> _RECORD EXTRACTS_:
• • •
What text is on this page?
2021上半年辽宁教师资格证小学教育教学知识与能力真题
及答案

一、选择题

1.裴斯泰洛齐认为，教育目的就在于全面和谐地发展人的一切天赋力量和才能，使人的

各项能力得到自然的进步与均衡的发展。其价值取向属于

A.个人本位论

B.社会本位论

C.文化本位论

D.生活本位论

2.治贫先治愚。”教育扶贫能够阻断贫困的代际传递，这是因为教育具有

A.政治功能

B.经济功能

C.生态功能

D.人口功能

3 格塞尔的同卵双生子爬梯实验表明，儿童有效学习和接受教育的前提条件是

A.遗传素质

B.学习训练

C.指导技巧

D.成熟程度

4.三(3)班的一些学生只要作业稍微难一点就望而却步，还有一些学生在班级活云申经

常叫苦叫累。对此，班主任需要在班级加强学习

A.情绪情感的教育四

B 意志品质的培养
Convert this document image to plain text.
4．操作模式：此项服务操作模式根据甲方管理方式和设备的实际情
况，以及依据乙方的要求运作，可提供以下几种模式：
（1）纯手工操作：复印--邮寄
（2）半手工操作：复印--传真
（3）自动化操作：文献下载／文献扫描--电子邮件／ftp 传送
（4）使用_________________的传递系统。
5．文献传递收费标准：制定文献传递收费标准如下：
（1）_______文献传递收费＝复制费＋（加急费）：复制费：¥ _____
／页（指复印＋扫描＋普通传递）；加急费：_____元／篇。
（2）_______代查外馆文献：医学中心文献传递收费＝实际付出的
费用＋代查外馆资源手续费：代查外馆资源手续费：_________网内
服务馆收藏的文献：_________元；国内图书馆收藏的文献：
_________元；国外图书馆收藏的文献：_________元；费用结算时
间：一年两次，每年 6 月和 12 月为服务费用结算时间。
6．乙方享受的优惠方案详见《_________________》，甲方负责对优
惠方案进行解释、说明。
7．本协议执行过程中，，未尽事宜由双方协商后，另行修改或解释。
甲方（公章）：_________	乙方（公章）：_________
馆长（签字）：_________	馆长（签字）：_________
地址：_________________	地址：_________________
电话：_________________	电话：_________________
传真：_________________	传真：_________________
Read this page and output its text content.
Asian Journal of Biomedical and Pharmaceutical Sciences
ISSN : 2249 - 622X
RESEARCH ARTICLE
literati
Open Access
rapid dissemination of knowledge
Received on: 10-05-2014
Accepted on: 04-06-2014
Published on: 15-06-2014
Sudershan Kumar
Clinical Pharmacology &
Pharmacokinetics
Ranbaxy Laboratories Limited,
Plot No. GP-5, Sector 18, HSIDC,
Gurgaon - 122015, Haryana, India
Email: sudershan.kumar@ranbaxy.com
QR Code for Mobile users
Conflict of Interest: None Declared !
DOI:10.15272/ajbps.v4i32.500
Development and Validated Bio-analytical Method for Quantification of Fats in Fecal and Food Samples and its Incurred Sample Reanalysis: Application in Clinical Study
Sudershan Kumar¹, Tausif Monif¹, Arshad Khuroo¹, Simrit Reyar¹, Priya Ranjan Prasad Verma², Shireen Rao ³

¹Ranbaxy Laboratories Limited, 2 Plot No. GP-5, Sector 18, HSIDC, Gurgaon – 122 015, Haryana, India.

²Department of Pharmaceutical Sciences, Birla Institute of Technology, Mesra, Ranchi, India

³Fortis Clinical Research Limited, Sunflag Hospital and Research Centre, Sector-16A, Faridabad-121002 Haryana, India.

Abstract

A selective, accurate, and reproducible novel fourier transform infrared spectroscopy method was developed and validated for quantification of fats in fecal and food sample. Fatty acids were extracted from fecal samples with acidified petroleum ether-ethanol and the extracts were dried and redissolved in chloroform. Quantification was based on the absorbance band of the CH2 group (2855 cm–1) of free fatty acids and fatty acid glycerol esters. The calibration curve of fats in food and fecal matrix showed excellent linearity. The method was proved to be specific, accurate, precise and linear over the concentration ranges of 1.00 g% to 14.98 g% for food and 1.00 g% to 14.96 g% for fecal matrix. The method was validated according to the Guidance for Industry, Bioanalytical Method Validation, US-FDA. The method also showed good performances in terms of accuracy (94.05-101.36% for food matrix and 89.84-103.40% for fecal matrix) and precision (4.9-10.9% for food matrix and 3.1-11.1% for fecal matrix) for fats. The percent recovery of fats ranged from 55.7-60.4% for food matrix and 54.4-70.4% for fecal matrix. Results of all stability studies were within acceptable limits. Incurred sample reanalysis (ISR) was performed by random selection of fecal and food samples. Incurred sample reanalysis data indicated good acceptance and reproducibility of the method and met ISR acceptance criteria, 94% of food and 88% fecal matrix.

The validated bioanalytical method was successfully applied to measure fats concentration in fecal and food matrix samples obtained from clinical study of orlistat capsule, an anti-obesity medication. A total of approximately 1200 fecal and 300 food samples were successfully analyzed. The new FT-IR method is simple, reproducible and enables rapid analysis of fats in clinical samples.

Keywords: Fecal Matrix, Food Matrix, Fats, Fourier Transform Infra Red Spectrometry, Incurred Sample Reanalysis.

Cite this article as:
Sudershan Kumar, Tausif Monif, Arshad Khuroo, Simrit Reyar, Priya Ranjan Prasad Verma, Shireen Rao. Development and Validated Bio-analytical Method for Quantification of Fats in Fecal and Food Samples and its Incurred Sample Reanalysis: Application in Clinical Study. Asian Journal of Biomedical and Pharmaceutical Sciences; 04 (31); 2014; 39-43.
• • •
> _TASK STATEMENT_: Return each full line of the entries that contains the word "Asian".

> _RIGHT ANSWER_:
Asian Journal of Biomedical and Pharmaceutical Sciences
Sudershan Kumar, Tausif Monif, Arshad Khuroo, Simrit Reyar, Priya Ranjan Prasad Verma, Shireen Rao. Development and Validated Bio-analytical Method for Quantification of Fats in Fecal and Food Samples and its Incurred Sample Reanalysis: Application in Clinical Study. Asian Journal of Biomedical and Pharmaceutical Sciences; 04 (31); 2014; 39-43.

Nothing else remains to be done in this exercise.